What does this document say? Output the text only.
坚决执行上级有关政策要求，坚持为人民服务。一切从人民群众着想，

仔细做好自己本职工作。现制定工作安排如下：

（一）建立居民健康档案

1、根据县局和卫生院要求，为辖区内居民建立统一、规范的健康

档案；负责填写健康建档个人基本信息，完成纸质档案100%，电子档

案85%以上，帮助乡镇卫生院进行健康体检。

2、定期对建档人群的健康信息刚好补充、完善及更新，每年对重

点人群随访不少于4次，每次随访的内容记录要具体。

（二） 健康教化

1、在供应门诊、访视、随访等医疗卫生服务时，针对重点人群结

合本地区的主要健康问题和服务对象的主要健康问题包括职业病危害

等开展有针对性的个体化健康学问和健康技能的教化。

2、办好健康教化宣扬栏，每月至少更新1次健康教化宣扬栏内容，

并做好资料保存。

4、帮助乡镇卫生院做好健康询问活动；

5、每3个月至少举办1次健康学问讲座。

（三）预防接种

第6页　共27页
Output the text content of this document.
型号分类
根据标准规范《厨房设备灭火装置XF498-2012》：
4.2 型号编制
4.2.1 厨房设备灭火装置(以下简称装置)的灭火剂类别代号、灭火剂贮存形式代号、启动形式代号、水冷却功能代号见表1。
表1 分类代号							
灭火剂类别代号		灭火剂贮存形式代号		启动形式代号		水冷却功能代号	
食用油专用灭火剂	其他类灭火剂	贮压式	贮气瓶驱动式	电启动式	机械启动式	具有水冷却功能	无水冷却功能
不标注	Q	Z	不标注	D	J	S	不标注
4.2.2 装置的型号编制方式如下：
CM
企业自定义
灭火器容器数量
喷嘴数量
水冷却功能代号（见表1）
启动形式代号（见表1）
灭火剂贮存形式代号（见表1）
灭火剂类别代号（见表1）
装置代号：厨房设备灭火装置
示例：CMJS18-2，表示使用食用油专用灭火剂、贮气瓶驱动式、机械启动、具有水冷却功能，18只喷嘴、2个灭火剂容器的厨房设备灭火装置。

▸ Short task
Return the full listing, character for character.

▸ Output of the task
What does this document say? Output the text only.
坚决执行上级有关政策要求，坚持为人民服务。一切从人民群众着想，

仔细做好自己本职工作。现制定工作安排如下：

（一）建立居民健康档案

1、根据县局和卫生院要求，为辖区内居民建立统一、规范的健康

档案；负责填写健康建档个人基本信息，完成纸质档案100%，电子档

案85%以上，帮助乡镇卫生院进行健康体检。

2、定期对建档人群的健康信息刚好补充、完善及更新，每年对重

点人群随访不少于4次，每次随访的内容记录要具体。

（二） 健康教化

1、在供应门诊、访视、随访等医疗卫生服务时，针对重点人群结

合本地区的主要健康问题和服务对象的主要健康问题包括职业病危害

等开展有针对性的个体化健康学问和健康技能的教化。

2、办好健康教化宣扬栏，每月至少更新1次健康教化宣扬栏内容，

并做好资料保存。

4、帮助乡镇卫生院做好健康询问活动；

5、每3个月至少举办1次健康学问讲座。

（三）预防接种

第6页　共27页
Output the text content of this document.
型号分类
根据标准规范《厨房设备灭火装置XF498-2012》：
4.2 型号编制
4.2.1 厨房设备灭火装置(以下简称装置)的灭火剂类别代号、灭火剂贮存形式代号、启动形式代号、水冷却功能代号见表1。
表1 分类代号							
灭火剂类别代号		灭火剂贮存形式代号		启动形式代号		水冷却功能代号	
食用油专用灭火剂	其他类灭火剂	贮压式	贮气瓶驱动式	电启动式	机械启动式	具有水冷却功能	无水冷却功能
不标注	Q	Z	不标注	D	J	S	不标注
4.2.2 装置的型号编制方式如下：
CM
企业自定义
灭火器容器数量
喷嘴数量
水冷却功能代号（见表1）
启动形式代号（见表1）
灭火剂贮存形式代号（见表1）
灭火剂类别代号（见表1）
装置代号：厨房设备灭火装置
示例：CMJS18-2，表示使用食用油专用灭火剂、贮气瓶驱动式、机械启动、具有水冷却功能，18只喷嘴、2个灭火剂容器的厨房设备灭火装置。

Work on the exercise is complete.